TASK SET.
• A. Edit the passage on the Spanish monarchy's decline: reproduce the stretch from "Reports regarding Juan" through "of the institution.", substituting "step down" for "abdicate".
• B. Proceed with the passage on the Spanish monarchy's decline, writing onward from its final sentence.

Recent scandalous revelations about the royal house and the constant spreading of salacious information regarding Juan Carlos I have put the Spanish monarchy in an increasingly unenviable position.
Reports regarding Juan Carlos de Borbón allegedly charging fees for the construction of a high-speed railway in Saudi Arabia, added to his girlfriend Corinna Larsen’s shocking confessions, are just the tip of the iceberg.
The downward trajectory began in 2006 with a corruption scandal and continued in 2012 with an unpleasant incident during Juan Carlos’ elephant hunt in Botswana. And to make matters worse, all this happened amid a deep economic crisis.
In June 2014, Juan Carlos I decided to abdicate in favour of his son Felipe, who became the head of state. But that didn’t stop the crisis, nor did it do anything to boost the reputation of the institution.
And while the first wave of this 21st-century crisis occurred during the worst years of the global economic depression that started in 2008, its second wave is happening in the midst of a rather serious health crisis that has caused another economic crisis.

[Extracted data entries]
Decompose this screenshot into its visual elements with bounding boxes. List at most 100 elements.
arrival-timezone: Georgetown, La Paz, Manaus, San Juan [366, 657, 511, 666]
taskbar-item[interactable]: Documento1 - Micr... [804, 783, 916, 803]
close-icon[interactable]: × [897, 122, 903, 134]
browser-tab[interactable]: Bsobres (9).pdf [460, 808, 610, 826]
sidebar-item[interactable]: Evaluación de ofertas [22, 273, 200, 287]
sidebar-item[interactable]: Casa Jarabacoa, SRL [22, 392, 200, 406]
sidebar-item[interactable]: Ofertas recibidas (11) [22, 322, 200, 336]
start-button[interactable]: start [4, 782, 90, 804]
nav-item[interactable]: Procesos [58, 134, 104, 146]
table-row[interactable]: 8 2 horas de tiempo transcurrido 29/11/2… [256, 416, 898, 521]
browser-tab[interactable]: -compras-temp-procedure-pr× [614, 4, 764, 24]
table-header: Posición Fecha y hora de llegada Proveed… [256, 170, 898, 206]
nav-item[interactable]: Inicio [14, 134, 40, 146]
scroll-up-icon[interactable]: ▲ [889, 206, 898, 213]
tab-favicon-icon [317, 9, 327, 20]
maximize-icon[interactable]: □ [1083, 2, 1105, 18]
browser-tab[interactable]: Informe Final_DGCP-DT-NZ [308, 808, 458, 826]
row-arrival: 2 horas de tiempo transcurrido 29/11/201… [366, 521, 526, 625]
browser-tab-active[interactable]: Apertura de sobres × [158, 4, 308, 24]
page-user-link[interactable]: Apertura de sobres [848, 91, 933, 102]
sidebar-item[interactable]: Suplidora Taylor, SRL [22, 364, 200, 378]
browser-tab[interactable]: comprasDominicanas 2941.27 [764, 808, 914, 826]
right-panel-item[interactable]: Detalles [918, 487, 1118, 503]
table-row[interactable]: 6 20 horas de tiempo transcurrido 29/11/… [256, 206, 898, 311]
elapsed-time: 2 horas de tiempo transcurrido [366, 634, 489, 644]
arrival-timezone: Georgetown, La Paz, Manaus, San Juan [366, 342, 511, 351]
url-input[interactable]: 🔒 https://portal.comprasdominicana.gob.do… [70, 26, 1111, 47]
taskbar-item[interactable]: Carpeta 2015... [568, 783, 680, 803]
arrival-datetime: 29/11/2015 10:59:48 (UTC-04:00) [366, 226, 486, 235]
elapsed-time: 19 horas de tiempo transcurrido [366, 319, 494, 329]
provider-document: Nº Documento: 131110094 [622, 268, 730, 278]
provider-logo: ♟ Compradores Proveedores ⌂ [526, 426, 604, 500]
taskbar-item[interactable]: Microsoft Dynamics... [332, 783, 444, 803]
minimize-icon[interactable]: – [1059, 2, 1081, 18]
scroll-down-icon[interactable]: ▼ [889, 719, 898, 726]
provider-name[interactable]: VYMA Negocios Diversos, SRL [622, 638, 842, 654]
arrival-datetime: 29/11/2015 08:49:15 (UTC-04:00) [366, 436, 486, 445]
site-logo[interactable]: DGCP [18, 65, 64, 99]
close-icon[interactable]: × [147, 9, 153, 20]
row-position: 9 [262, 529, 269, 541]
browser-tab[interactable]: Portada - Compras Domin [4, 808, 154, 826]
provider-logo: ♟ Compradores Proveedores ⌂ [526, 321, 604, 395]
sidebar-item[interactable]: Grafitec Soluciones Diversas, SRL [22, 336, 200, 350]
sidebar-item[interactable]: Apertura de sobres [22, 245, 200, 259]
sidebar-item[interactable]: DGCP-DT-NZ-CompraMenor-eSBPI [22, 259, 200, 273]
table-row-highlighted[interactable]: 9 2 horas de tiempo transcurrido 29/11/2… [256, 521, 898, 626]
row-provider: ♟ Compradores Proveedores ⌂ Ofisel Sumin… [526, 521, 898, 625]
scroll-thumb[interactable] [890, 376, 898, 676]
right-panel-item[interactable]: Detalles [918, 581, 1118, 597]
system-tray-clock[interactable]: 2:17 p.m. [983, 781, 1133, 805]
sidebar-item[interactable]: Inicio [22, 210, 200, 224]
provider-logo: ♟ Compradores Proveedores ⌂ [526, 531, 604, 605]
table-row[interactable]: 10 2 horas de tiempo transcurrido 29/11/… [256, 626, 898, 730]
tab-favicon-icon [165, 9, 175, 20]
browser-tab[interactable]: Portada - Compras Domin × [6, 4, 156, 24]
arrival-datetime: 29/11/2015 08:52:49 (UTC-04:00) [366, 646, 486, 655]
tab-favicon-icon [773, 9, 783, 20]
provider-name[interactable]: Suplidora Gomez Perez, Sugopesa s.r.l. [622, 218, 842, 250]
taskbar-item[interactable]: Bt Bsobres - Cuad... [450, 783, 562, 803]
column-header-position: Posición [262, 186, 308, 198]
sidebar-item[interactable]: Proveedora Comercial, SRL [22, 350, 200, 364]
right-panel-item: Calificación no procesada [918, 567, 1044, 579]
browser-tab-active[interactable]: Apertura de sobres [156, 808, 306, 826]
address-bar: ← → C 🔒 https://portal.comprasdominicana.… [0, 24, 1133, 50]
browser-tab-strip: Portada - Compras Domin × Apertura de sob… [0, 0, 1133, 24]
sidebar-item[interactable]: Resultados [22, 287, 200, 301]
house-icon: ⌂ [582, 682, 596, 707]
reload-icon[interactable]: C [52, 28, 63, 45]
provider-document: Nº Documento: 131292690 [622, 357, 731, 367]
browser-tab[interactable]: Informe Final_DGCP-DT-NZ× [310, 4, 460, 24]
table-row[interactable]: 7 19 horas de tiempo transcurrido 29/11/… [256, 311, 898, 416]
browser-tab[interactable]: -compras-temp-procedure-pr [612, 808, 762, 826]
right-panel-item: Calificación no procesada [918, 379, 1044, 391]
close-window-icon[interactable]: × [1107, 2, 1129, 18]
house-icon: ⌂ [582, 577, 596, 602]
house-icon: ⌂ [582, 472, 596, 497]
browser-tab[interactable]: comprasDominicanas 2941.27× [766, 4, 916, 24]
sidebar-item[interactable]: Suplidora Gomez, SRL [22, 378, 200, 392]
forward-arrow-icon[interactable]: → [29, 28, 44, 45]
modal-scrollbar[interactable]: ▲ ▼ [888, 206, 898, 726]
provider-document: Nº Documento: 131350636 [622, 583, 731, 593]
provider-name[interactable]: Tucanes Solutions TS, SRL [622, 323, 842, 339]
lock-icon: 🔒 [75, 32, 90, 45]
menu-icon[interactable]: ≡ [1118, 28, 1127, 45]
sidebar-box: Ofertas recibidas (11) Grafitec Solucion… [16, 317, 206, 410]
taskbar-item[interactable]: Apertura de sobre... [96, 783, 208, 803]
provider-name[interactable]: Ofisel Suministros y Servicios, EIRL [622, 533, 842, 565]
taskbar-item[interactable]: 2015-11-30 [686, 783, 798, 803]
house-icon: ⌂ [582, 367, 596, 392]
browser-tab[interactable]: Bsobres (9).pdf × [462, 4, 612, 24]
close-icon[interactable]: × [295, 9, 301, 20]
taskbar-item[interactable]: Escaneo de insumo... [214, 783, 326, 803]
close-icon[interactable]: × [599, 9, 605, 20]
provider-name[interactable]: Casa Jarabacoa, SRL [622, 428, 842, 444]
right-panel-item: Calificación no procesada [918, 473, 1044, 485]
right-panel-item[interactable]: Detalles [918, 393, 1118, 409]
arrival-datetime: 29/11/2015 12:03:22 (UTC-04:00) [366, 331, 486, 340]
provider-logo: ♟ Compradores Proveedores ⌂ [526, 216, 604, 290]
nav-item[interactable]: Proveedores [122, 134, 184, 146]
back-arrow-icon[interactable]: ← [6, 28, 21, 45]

EXPECTED RESPONSES.
• A.
Reports regarding Juan Carlos de Borbón allegedly charging fees for the construction of a high-speed railway in Saudi Arabia, added to his girlfriend Corinna Larsen’s shocking confessions, are just the tip of the iceberg.
The downward trajectory began in 2006 with a corruption scandal and continued in 2012 with an unpleasant incident during Juan Carlos’ elephant hunt in Botswana. And to make matters worse, all this happened amid a deep economic crisis.
In June 2014, Juan Carlos I decided to step down in favour of his son Felipe, who became the head of state. But that didn’t stop the crisis, nor did it do anything to boost the reputation of the institution.

• B.
To make maters worse, the Spanish royal house could previously count on the silence of the Spanish media, now most of them have no hesitation in placing news about the Bourbon family on their front pages.
A Bourbon Crisis or a Crisis of the System
Currently, the Spanish Justice system is determining whether Juan Carlos I can be charged with tax evasion for having transferred illegal commissions to secret accounts.
The problem occurred because, according to the Spanish Constitution, the figure of the monarch is “inviolable and not subject to liability.” As a result, Spain’s head of state is untouchable even when acting outside the law.
But this is leading people to ask: What’s the use of the monarchy if it is tainted with corruption?
According to political scientist Jorge Verstrynge, the monarchy is “the key to the system.”
The former professor of Political Science at the Complutense University of Madrid says that that is the reason why there are no ‘dedicated’ monarchists in Spain. “It’s about convenience, not principles,” he explained. “The monarchy guarantees that bankers continue receiving wages, that the army doesn’t move, and that the existing relations between social forces are maintained.”
Political scientist Víctor Prieto speaks of “democratic sustainability” as the key to understanding the legitimacy of the system that is based on the “hereditary principle.” He explained that sustainability “depended on Juan Carlos I's personal charisma, built amid the successful story of transition to democracy.”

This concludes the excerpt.